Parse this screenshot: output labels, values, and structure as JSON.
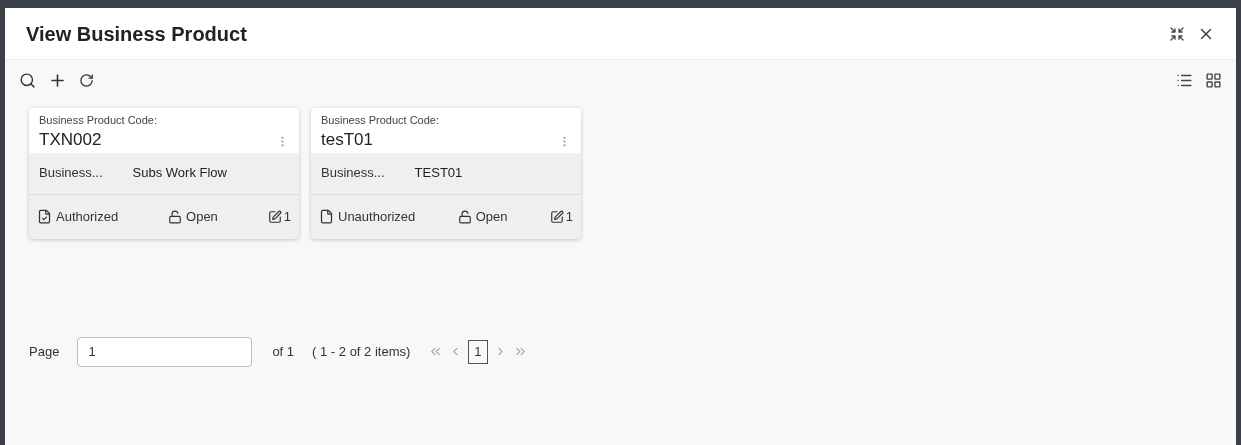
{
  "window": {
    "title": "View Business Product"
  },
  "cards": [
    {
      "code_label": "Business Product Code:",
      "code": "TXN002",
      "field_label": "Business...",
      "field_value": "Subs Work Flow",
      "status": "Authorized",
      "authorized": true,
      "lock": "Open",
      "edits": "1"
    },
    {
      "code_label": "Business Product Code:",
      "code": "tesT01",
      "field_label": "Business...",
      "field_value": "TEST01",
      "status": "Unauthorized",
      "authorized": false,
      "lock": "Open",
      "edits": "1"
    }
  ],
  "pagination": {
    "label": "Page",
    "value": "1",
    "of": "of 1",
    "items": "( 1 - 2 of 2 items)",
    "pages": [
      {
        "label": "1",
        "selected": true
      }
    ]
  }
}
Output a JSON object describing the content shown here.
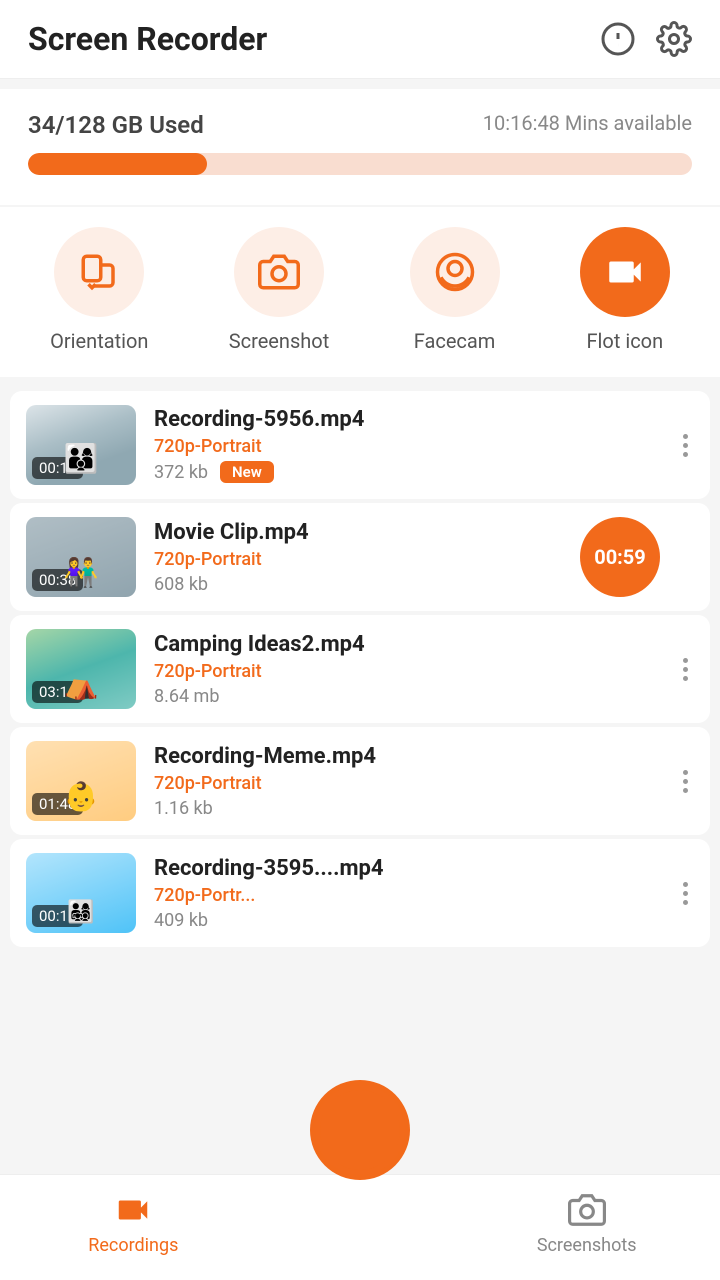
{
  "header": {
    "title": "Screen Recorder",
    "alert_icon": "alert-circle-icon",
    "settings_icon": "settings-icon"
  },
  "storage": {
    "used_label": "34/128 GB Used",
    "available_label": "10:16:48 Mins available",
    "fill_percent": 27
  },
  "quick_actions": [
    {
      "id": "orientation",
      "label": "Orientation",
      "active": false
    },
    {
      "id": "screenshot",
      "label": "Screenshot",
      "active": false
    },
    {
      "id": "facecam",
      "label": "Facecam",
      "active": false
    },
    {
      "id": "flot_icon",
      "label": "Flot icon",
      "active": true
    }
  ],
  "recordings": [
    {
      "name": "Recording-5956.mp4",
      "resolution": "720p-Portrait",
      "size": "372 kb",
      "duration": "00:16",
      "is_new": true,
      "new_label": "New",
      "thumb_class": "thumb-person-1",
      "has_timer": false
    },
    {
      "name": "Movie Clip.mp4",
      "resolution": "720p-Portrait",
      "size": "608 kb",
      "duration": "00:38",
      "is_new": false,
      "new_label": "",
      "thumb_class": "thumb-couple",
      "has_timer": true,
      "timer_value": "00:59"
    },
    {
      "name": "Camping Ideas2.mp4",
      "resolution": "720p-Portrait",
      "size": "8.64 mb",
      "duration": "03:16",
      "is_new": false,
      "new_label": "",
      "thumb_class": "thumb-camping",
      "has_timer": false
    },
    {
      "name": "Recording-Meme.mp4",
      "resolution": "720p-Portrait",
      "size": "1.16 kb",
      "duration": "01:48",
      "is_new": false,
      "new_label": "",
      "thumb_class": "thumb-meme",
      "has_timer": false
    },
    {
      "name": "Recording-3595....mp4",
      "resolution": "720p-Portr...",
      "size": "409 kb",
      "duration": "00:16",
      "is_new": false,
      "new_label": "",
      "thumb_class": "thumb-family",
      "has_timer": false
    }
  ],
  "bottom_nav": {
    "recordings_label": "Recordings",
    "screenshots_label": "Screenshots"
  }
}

=-=-=

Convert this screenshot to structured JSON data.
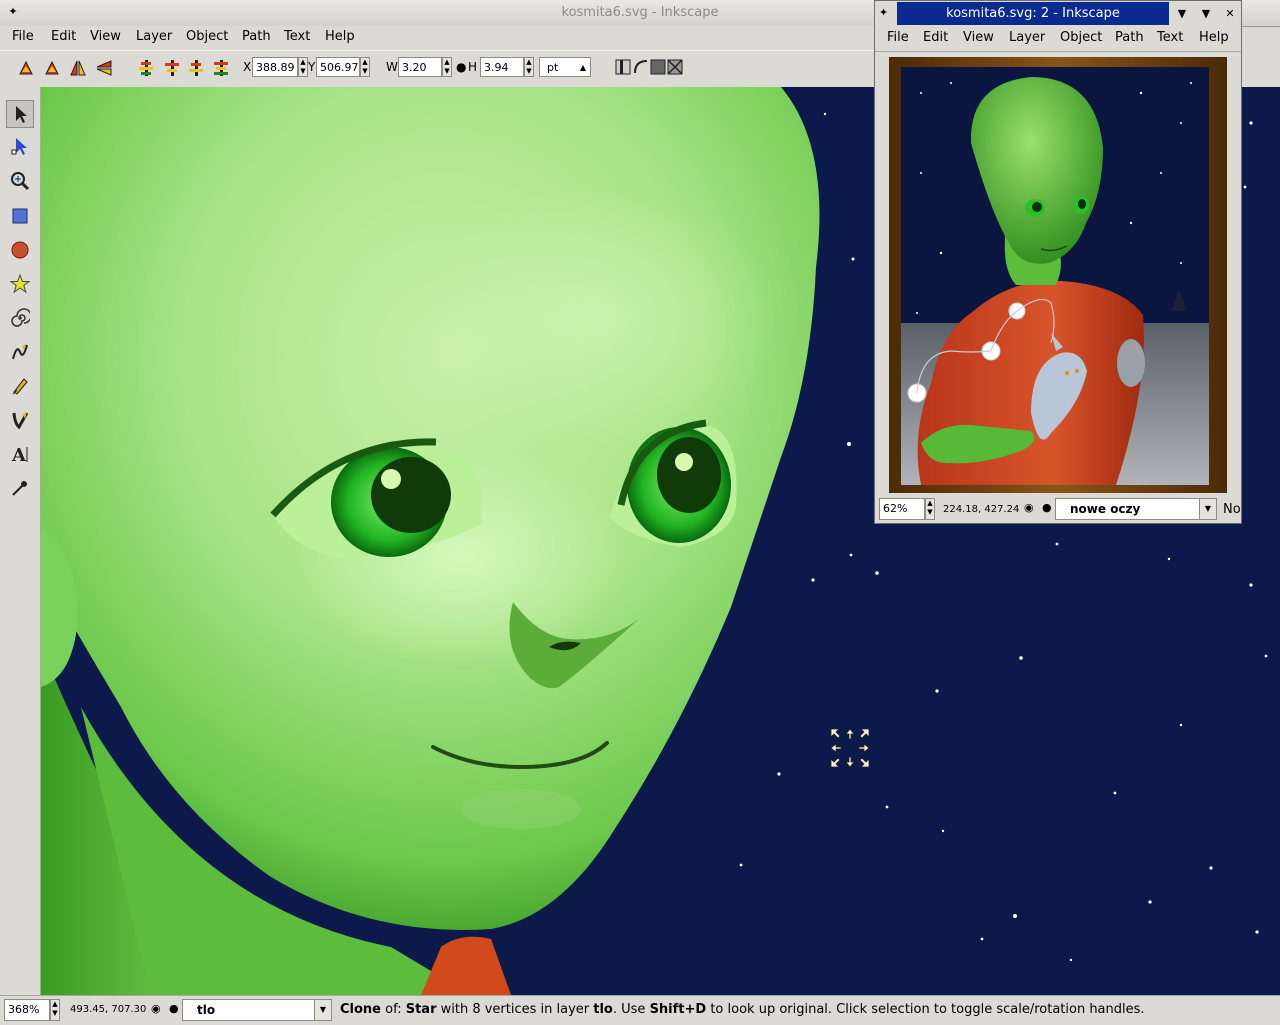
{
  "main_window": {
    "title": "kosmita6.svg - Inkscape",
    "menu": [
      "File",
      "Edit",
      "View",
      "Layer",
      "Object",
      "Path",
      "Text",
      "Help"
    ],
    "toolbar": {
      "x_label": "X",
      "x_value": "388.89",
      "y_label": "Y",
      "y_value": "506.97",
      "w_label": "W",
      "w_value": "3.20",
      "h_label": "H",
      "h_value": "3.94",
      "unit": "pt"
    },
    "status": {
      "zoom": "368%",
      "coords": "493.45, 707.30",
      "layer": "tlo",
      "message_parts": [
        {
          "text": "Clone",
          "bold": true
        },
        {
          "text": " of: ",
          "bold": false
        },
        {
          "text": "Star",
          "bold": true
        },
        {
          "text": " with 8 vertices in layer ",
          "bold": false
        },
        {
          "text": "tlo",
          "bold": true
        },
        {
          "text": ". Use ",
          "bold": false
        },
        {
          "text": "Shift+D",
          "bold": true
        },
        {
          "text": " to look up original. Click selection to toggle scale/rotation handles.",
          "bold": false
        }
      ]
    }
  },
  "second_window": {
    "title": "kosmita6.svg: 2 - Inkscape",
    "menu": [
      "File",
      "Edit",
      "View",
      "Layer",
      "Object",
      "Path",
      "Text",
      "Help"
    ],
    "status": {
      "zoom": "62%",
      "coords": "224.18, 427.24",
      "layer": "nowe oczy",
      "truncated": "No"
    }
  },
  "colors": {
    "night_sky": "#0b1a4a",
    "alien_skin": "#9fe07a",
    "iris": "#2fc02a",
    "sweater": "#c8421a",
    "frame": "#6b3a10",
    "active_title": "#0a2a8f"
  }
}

=-=-=

**Your objective**
Report how many lines in the records above contain the word "status", giving only the number.

**Exercise answer**
4